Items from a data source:
::::::
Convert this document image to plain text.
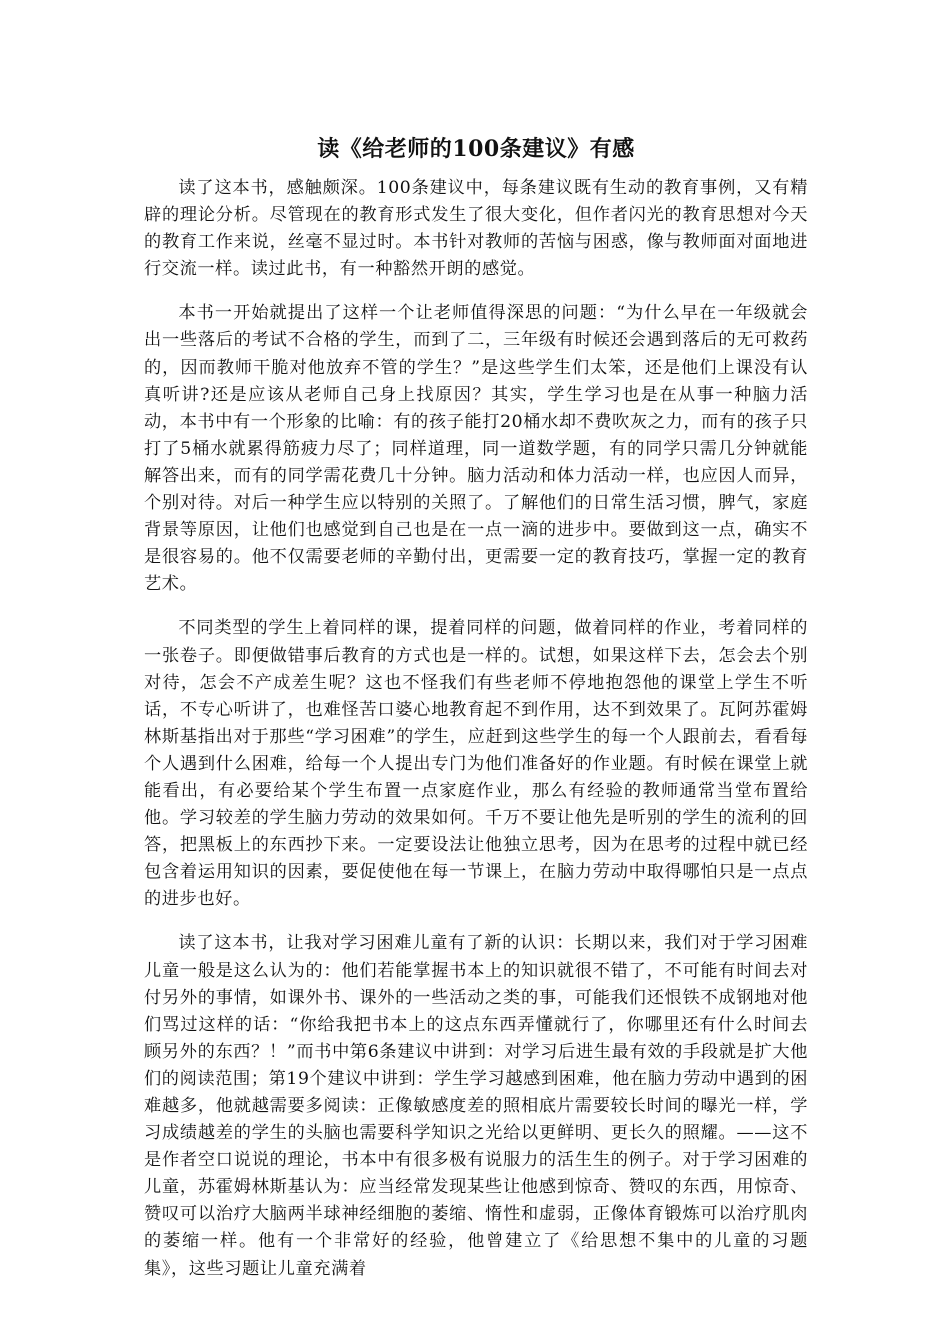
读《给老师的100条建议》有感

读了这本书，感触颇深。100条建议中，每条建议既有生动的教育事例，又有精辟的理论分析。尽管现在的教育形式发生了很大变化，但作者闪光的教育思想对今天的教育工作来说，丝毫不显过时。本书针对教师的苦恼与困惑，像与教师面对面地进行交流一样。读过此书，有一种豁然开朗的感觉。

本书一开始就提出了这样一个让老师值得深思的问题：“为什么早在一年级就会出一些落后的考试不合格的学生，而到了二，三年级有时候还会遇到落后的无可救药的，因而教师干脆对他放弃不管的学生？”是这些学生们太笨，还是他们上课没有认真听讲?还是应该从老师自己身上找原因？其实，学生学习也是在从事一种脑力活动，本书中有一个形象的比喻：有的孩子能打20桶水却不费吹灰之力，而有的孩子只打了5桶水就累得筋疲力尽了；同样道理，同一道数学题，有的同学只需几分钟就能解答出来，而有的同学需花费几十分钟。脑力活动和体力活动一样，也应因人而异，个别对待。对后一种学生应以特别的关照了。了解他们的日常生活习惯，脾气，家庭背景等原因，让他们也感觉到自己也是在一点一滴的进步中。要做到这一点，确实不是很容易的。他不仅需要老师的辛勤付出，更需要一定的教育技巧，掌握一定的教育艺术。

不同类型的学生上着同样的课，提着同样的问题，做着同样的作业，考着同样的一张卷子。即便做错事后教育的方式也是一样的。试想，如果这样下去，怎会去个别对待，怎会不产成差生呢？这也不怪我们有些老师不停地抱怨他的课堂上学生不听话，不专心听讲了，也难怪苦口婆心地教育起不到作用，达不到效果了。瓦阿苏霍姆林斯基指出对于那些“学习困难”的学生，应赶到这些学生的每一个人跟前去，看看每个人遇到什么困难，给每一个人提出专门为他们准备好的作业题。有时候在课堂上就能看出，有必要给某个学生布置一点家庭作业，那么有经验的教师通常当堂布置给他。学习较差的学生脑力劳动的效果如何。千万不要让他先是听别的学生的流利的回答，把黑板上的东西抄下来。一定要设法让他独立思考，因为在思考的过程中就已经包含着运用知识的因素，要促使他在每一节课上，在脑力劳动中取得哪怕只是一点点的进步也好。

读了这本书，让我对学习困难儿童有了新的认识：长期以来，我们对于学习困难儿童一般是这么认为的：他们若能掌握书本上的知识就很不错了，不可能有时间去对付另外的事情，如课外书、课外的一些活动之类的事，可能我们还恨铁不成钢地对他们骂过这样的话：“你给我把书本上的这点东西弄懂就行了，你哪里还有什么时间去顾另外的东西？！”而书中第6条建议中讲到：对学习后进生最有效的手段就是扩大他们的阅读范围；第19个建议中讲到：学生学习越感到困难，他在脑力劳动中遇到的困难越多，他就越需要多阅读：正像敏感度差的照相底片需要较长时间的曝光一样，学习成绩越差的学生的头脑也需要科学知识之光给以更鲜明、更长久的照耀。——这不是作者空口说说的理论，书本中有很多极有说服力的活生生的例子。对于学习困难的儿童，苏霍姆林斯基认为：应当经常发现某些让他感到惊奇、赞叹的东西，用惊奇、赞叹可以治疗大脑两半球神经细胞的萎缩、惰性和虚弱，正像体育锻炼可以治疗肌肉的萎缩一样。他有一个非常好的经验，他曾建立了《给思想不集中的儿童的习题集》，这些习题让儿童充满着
::::::
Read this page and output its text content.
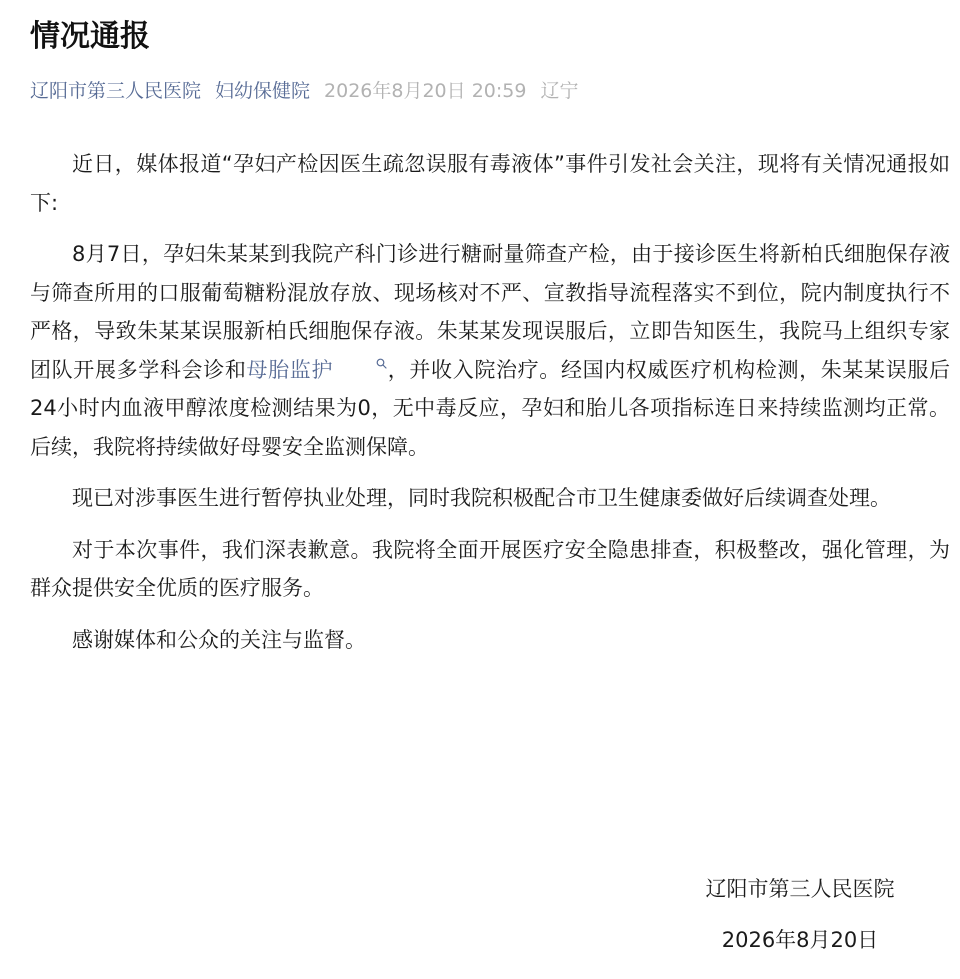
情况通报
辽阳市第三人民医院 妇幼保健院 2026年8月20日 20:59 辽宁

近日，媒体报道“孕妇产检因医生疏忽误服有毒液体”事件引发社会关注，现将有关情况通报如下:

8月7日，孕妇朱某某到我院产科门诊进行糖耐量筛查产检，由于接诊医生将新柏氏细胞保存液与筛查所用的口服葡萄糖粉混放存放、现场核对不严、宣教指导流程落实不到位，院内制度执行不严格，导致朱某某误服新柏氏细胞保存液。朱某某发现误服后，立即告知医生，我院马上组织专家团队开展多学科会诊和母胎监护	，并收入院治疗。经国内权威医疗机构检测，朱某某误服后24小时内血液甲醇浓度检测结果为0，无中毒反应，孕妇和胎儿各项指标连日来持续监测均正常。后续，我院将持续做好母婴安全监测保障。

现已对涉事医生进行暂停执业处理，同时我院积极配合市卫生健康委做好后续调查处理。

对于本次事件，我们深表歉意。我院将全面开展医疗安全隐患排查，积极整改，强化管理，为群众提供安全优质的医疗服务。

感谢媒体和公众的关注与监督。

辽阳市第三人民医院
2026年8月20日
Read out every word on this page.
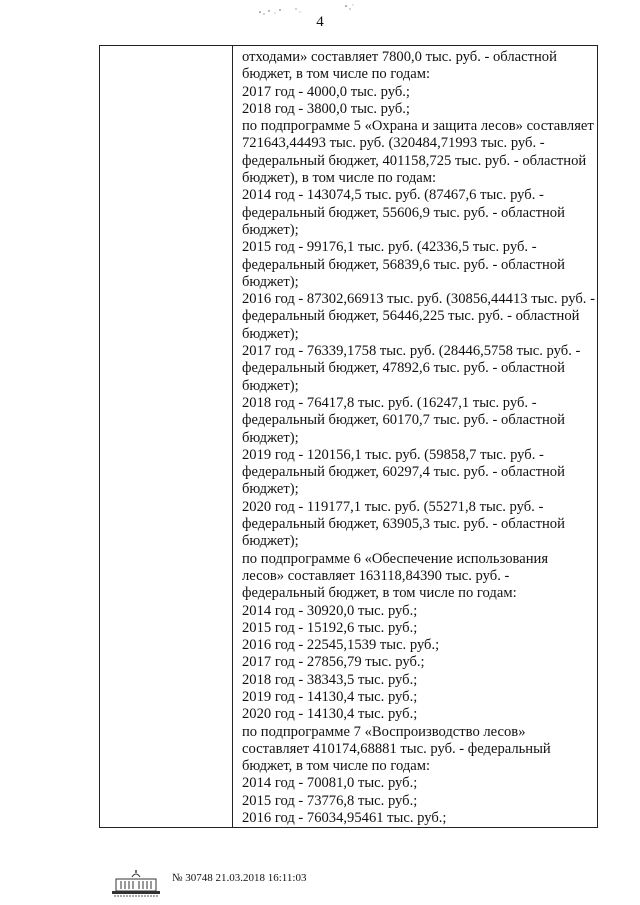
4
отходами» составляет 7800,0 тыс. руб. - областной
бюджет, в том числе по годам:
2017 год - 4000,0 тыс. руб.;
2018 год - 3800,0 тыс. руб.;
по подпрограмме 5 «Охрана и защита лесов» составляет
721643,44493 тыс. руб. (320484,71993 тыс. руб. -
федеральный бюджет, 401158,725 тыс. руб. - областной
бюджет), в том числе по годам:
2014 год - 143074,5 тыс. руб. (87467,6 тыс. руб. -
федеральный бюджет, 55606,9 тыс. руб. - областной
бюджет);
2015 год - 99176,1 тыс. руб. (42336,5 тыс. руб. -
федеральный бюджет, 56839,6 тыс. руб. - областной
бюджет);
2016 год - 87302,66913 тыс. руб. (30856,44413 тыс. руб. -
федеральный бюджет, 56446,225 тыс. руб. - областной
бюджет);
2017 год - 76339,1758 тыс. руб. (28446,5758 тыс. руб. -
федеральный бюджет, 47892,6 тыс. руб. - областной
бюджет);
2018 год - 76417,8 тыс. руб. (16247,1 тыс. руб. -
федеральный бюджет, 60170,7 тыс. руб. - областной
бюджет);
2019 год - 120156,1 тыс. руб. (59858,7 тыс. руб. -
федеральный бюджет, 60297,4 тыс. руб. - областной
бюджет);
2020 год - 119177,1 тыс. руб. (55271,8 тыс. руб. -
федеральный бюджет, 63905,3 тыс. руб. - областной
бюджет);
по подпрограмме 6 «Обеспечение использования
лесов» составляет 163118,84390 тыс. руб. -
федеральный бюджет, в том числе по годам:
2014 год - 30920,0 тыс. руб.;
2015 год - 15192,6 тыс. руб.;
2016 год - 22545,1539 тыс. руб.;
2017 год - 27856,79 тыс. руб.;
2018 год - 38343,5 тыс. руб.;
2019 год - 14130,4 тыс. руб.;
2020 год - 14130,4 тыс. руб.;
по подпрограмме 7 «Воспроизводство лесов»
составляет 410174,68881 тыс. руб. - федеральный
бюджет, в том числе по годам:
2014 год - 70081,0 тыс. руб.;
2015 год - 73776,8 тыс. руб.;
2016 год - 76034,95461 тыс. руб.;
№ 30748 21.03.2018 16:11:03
::::::
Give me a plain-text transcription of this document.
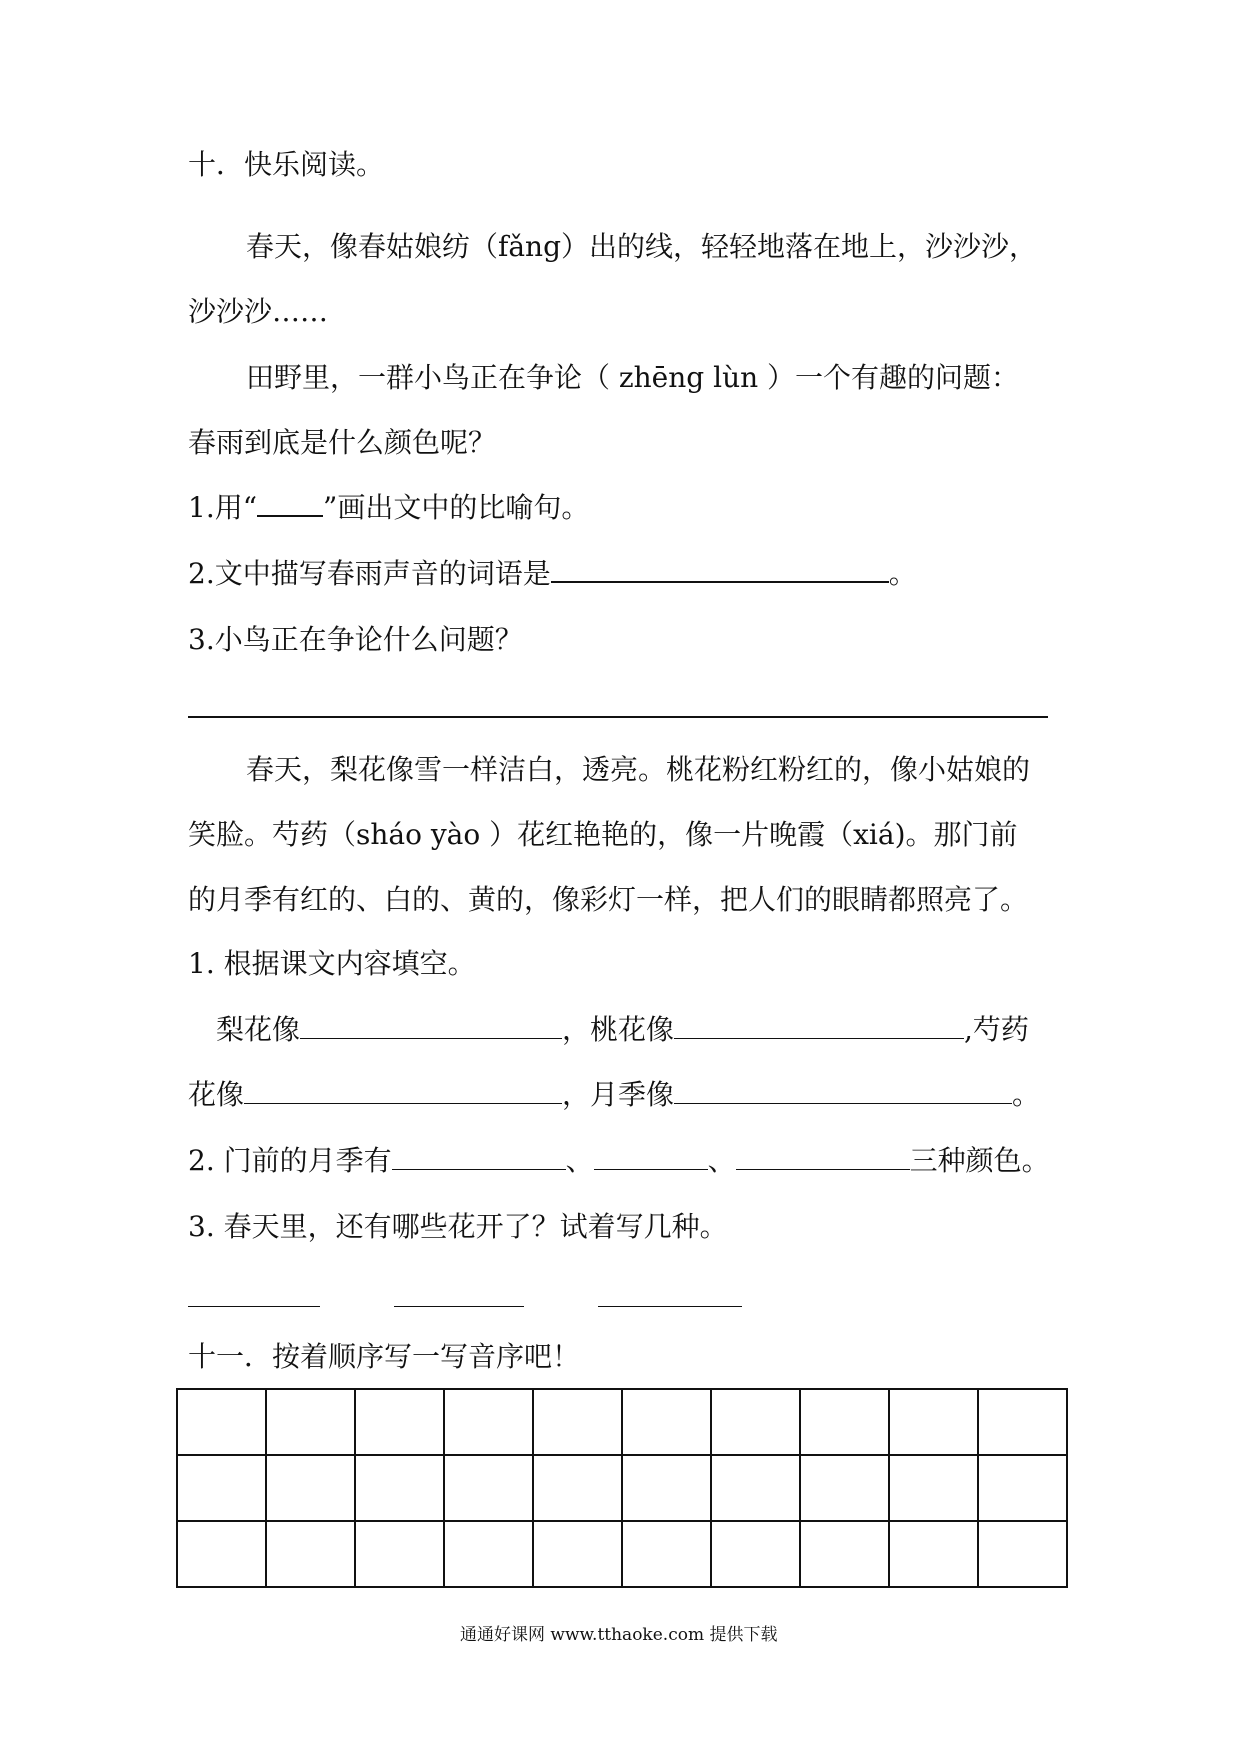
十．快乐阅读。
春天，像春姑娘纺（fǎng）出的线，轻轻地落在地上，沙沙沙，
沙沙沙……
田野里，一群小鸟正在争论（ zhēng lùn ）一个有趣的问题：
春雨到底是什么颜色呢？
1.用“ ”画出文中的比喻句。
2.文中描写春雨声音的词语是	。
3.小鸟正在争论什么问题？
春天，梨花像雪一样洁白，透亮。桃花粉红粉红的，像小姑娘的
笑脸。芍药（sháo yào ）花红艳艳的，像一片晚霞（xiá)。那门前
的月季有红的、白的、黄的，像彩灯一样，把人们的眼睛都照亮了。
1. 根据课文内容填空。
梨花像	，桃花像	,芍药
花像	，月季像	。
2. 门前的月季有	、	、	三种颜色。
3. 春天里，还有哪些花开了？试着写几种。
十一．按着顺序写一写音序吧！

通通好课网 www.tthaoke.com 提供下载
::::::
Tell how many lines of the records above hold the string "числе". Give no other text.

• _Final result_
4